EXERCISE DESCRIPTION: Using the data below, copy every line that contains the word "more".

----

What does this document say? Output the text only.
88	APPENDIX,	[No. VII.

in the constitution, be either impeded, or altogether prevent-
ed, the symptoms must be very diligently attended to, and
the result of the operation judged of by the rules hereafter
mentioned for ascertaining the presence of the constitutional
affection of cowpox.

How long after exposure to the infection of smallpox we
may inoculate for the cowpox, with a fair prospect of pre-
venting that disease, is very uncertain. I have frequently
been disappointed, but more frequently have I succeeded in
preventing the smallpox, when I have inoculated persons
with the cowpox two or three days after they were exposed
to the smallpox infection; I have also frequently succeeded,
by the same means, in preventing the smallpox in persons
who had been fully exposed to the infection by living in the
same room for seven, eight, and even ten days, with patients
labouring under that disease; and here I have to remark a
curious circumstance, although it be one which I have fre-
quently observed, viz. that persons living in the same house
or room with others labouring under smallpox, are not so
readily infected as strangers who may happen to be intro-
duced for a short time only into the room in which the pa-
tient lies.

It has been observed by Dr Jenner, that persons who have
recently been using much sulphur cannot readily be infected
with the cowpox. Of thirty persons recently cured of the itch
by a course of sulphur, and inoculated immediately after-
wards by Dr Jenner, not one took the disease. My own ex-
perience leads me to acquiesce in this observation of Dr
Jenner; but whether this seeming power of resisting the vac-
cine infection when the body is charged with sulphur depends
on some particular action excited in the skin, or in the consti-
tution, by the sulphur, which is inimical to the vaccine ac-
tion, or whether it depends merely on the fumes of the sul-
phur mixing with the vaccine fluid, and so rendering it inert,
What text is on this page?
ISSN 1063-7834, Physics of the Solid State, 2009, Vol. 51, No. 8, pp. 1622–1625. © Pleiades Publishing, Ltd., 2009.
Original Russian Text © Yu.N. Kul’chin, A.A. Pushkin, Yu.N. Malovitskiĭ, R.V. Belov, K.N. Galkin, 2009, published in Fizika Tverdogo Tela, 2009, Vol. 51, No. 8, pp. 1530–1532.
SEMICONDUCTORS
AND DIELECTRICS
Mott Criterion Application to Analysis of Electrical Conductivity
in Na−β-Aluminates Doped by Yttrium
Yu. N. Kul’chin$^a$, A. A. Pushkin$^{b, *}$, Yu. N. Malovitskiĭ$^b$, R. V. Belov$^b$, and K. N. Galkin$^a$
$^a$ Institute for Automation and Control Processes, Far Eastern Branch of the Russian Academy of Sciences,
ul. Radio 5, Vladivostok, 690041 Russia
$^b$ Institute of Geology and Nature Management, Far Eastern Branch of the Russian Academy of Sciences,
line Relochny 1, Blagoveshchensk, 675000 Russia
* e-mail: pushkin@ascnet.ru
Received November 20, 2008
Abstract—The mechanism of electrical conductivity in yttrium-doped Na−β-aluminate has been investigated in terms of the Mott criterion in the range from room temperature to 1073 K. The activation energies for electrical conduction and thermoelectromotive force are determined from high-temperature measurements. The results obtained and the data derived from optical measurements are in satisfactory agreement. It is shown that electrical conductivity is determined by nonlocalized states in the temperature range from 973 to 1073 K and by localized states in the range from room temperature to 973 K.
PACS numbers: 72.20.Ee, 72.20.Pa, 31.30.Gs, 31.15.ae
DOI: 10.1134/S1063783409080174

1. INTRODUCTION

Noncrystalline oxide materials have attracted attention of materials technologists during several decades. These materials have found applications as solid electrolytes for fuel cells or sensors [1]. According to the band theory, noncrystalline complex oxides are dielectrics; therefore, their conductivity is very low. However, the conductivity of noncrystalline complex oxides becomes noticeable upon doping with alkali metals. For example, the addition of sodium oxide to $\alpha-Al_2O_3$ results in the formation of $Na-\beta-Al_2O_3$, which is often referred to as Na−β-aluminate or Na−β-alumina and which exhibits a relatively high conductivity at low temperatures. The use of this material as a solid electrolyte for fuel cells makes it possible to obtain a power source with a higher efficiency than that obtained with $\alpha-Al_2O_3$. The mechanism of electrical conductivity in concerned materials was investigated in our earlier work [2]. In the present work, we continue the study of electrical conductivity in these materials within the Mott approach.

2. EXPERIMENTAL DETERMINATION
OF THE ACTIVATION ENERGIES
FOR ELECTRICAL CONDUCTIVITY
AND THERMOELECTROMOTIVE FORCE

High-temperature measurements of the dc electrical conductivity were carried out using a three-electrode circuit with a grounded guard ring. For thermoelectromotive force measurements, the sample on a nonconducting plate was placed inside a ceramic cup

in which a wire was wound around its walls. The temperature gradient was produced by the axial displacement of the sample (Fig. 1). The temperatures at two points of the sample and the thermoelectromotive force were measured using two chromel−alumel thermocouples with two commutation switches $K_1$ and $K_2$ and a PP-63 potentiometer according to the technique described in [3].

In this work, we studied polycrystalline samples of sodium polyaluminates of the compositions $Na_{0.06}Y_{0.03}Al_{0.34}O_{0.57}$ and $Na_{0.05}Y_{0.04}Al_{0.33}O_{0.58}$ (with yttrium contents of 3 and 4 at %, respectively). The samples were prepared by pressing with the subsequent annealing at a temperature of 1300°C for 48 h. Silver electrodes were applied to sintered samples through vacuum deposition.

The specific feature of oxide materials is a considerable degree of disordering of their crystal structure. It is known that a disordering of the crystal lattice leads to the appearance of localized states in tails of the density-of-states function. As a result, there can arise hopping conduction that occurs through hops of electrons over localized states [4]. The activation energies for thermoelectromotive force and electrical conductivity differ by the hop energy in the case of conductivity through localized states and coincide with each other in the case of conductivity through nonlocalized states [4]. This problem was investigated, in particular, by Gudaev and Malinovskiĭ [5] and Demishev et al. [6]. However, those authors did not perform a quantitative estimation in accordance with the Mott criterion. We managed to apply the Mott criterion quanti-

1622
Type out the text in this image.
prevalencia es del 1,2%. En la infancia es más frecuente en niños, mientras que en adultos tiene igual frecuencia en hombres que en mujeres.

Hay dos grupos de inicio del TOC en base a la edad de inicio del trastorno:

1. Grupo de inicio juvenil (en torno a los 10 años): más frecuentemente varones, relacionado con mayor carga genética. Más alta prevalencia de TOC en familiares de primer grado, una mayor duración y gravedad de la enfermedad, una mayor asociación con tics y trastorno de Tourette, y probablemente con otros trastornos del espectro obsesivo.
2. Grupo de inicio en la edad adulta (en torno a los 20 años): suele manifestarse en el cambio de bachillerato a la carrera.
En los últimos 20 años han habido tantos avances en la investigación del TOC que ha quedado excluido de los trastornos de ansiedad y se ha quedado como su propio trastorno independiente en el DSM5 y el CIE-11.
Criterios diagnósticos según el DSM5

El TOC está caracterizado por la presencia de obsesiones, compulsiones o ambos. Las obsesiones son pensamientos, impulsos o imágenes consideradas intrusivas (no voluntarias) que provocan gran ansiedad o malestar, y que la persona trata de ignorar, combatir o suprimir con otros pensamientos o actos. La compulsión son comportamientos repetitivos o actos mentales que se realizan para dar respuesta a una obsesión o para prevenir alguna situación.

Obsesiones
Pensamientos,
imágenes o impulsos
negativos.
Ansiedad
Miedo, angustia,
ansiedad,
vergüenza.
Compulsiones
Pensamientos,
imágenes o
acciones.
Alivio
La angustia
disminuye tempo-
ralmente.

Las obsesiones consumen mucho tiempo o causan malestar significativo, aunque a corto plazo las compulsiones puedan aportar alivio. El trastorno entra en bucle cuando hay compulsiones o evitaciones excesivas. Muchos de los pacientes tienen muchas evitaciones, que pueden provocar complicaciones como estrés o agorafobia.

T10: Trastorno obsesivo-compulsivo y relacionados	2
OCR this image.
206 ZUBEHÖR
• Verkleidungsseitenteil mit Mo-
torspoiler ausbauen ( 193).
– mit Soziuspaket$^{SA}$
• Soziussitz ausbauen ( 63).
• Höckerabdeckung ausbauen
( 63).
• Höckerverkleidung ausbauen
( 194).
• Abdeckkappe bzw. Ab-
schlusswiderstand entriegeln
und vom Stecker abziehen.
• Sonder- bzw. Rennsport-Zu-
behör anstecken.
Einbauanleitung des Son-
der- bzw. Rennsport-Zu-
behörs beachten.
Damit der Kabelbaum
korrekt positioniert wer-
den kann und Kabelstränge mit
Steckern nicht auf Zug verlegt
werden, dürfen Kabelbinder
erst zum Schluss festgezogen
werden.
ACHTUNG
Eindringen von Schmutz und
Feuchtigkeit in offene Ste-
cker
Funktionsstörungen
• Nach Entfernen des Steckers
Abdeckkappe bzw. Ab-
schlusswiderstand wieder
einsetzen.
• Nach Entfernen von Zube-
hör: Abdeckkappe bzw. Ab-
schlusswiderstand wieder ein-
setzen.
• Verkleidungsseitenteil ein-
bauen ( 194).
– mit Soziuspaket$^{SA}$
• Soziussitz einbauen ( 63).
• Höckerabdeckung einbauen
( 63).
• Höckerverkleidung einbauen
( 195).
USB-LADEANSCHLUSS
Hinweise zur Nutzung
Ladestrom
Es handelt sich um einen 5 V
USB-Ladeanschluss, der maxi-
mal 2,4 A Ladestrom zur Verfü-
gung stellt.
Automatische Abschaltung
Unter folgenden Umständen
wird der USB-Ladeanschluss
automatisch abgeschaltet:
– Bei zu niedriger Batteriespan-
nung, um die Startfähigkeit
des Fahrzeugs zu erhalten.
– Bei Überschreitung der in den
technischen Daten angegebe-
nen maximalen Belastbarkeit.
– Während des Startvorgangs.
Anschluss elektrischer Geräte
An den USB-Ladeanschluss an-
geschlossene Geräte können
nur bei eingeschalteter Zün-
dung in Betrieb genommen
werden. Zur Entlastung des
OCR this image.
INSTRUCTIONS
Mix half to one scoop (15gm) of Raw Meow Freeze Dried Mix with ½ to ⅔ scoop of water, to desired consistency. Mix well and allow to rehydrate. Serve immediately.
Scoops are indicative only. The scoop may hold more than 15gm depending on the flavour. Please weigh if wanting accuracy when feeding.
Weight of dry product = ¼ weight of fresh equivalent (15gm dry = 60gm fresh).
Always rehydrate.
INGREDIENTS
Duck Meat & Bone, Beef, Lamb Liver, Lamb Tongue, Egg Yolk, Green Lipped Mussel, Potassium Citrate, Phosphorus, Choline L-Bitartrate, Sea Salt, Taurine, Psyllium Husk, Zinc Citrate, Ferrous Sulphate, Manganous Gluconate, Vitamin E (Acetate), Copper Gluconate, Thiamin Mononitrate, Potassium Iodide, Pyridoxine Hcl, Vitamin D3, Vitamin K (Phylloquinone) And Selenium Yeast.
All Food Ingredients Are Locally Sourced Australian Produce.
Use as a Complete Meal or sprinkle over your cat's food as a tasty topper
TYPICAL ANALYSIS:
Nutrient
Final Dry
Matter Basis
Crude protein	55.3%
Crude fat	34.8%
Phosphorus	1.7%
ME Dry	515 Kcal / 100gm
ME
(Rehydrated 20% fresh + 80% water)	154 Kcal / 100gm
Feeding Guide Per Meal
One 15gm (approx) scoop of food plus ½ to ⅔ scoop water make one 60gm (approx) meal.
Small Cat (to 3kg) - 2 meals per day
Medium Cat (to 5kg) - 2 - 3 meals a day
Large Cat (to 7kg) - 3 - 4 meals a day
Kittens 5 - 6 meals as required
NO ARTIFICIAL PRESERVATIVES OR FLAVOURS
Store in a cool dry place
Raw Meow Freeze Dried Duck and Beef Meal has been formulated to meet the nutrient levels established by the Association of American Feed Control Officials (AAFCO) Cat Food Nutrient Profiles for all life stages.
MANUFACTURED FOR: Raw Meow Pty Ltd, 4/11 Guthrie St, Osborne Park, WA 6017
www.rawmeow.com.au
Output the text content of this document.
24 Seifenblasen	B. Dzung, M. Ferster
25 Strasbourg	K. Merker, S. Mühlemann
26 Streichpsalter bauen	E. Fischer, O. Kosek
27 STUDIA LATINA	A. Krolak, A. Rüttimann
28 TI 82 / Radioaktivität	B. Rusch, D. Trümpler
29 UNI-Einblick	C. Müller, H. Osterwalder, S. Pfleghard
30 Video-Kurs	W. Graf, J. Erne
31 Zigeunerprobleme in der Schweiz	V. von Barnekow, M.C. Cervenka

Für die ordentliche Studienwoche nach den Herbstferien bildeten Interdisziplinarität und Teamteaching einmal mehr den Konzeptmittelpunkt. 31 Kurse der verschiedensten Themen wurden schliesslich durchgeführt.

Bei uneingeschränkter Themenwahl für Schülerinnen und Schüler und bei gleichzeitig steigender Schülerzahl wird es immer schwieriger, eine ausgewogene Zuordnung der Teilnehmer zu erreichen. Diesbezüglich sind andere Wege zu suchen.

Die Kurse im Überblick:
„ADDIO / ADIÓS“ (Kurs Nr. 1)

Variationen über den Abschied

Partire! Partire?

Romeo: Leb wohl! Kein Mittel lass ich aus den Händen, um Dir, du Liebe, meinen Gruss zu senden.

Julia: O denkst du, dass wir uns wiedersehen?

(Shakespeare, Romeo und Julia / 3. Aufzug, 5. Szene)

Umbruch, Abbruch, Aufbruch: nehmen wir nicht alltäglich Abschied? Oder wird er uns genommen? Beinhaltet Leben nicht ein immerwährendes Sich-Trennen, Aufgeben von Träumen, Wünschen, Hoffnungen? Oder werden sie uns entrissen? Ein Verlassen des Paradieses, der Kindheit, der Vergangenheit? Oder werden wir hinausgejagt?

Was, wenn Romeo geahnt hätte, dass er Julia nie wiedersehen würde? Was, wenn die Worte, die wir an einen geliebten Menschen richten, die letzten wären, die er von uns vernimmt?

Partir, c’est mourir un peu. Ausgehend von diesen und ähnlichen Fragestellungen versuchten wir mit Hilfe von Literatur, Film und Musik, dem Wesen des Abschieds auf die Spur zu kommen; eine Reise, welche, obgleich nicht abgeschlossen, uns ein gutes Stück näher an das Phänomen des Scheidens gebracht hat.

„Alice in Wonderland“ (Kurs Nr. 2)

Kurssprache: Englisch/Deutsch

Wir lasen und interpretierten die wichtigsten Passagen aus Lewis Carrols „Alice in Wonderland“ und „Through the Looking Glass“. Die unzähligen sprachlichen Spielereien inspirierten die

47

----

REPLY TO THE EXERCISE:
been disappointed, but more frequently have I succeeded in
Scoops are indicative only. The scoop may hold more than 15gm depending on the flavour. Please weigh if wanting accuracy when feeding.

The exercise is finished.